_TASK STATEMENT_
Extract every line of the material below and reproduce it faithfully.

★ ★ ★

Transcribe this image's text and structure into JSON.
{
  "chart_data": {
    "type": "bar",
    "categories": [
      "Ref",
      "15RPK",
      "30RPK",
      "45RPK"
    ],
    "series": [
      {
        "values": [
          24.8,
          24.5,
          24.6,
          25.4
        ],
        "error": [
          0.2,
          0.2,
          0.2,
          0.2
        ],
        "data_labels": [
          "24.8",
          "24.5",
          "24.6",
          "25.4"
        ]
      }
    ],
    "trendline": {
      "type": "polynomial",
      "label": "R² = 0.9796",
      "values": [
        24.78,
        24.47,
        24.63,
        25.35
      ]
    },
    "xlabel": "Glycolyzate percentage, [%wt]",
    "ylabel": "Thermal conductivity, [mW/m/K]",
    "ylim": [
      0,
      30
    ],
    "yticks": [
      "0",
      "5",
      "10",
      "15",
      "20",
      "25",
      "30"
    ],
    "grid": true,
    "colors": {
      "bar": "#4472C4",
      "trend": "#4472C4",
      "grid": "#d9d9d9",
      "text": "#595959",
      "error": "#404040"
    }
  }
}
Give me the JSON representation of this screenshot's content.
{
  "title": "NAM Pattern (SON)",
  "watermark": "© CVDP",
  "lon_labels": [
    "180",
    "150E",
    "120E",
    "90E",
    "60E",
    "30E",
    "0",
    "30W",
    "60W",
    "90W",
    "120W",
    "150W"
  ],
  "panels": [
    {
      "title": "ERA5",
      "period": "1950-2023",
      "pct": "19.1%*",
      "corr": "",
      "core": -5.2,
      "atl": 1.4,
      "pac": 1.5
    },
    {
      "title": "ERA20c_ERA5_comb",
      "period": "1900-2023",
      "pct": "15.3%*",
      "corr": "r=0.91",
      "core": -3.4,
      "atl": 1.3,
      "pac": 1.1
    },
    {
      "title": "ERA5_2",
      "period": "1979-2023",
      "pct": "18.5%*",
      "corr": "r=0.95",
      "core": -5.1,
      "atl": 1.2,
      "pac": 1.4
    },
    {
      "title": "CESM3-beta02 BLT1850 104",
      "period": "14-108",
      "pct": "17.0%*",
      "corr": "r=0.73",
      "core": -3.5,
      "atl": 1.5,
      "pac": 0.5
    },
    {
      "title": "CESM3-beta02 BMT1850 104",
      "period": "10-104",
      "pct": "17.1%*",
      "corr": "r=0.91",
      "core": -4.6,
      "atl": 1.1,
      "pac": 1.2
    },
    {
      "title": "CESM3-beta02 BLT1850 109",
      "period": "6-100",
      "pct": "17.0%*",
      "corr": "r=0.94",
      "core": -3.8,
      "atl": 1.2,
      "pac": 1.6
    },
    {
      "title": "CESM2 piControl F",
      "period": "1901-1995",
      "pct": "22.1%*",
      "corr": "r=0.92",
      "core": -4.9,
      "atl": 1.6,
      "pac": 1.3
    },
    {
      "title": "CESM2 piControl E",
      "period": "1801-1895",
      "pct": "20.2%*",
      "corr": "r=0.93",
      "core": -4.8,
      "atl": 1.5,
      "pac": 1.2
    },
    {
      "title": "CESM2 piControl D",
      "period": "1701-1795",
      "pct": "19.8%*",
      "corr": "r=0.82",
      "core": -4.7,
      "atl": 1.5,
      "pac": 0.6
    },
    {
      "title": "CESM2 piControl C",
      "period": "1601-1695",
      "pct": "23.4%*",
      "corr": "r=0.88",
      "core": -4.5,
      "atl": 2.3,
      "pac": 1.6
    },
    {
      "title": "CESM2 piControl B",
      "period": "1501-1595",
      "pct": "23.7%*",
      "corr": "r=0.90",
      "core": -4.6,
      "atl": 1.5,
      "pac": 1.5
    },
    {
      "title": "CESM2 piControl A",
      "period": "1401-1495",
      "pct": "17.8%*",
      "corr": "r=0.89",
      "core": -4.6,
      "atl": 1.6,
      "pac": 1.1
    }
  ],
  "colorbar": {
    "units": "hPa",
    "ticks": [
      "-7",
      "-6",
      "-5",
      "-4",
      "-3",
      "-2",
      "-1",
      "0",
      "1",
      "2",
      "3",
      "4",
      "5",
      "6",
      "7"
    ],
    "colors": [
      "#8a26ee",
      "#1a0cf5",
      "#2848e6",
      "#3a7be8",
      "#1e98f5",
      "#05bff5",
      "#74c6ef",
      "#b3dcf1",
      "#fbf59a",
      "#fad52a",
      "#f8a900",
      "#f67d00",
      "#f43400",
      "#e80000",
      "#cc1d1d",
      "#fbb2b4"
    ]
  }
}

★ ★ ★

_WRITTEN RESPONSE_
Transcribe this image's text and structure into JSON.
{
  "chart_data": {
    "type": "bar",
    "categories": [
      "Ref",
      "15RPK",
      "30RPK",
      "45RPK"
    ],
    "series": [
      {
        "values": [
          24.8,
          24.5,
          24.6,
          25.4
        ],
        "error": [
          0.2,
          0.2,
          0.2,
          0.2
        ],
        "data_labels": [
          "24.8",
          "24.5",
          "24.6",
          "25.4"
        ]
      }
    ],
    "trendline": {
      "type": "polynomial",
      "label": "R² = 0.9796",
      "values": [
        24.78,
        24.47,
        24.63,
        25.35
      ]
    },
    "xlabel": "Glycolyzate percentage, [%wt]",
    "ylabel": "Thermal conductivity, [mW/m/K]",
    "ylim": [
      0,
      30
    ],
    "yticks": [
      "0",
      "5",
      "10",
      "15",
      "20",
      "25",
      "30"
    ],
    "grid": true,
    "colors": {
      "bar": "#4472C4",
      "trend": "#4472C4",
      "grid": "#d9d9d9",
      "text": "#595959",
      "error": "#404040"
    }
  }
}
Give me the JSON representation of this screenshot's content.
{
  "title": "NAM Pattern (SON)",
  "watermark": "© CVDP",
  "lon_labels": [
    "180",
    "150E",
    "120E",
    "90E",
    "60E",
    "30E",
    "0",
    "30W",
    "60W",
    "90W",
    "120W",
    "150W"
  ],
  "panels": [
    {
      "title": "ERA5",
      "period": "1950-2023",
      "pct": "19.1%*",
      "corr": "",
      "core": -5.2,
      "atl": 1.4,
      "pac": 1.5
    },
    {
      "title": "ERA20c_ERA5_comb",
      "period": "1900-2023",
      "pct": "15.3%*",
      "corr": "r=0.91",
      "core": -3.4,
      "atl": 1.3,
      "pac": 1.1
    },
    {
      "title": "ERA5_2",
      "period": "1979-2023",
      "pct": "18.5%*",
      "corr": "r=0.95",
      "core": -5.1,
      "atl": 1.2,
      "pac": 1.4
    },
    {
      "title": "CESM3-beta02 BLT1850 104",
      "period": "14-108",
      "pct": "17.0%*",
      "corr": "r=0.73",
      "core": -3.5,
      "atl": 1.5,
      "pac": 0.5
    },
    {
      "title": "CESM3-beta02 BMT1850 104",
      "period": "10-104",
      "pct": "17.1%*",
      "corr": "r=0.91",
      "core": -4.6,
      "atl": 1.1,
      "pac": 1.2
    },
    {
      "title": "CESM3-beta02 BLT1850 109",
      "period": "6-100",
      "pct": "17.0%*",
      "corr": "r=0.94",
      "core": -3.8,
      "atl": 1.2,
      "pac": 1.6
    },
    {
      "title": "CESM2 piControl F",
      "period": "1901-1995",
      "pct": "22.1%*",
      "corr": "r=0.92",
      "core": -4.9,
      "atl": 1.6,
      "pac": 1.3
    },
    {
      "title": "CESM2 piControl E",
      "period": "1801-1895",
      "pct": "20.2%*",
      "corr": "r=0.93",
      "core": -4.8,
      "atl": 1.5,
      "pac": 1.2
    },
    {
      "title": "CESM2 piControl D",
      "period": "1701-1795",
      "pct": "19.8%*",
      "corr": "r=0.82",
      "core": -4.7,
      "atl": 1.5,
      "pac": 0.6
    },
    {
      "title": "CESM2 piControl C",
      "period": "1601-1695",
      "pct": "23.4%*",
      "corr": "r=0.88",
      "core": -4.5,
      "atl": 2.3,
      "pac": 1.6
    },
    {
      "title": "CESM2 piControl B",
      "period": "1501-1595",
      "pct": "23.7%*",
      "corr": "r=0.90",
      "core": -4.6,
      "atl": 1.5,
      "pac": 1.5
    },
    {
      "title": "CESM2 piControl A",
      "period": "1401-1495",
      "pct": "17.8%*",
      "corr": "r=0.89",
      "core": -4.6,
      "atl": 1.6,
      "pac": 1.1
    }
  ],
  "colorbar": {
    "units": "hPa",
    "ticks": [
      "-7",
      "-6",
      "-5",
      "-4",
      "-3",
      "-2",
      "-1",
      "0",
      "1",
      "2",
      "3",
      "4",
      "5",
      "6",
      "7"
    ],
    "colors": [
      "#8a26ee",
      "#1a0cf5",
      "#2848e6",
      "#3a7be8",
      "#1e98f5",
      "#05bff5",
      "#74c6ef",
      "#b3dcf1",
      "#fbf59a",
      "#fad52a",
      "#f8a900",
      "#f67d00",
      "#f43400",
      "#e80000",
      "#cc1d1d",
      "#fbb2b4"
    ]
  }
}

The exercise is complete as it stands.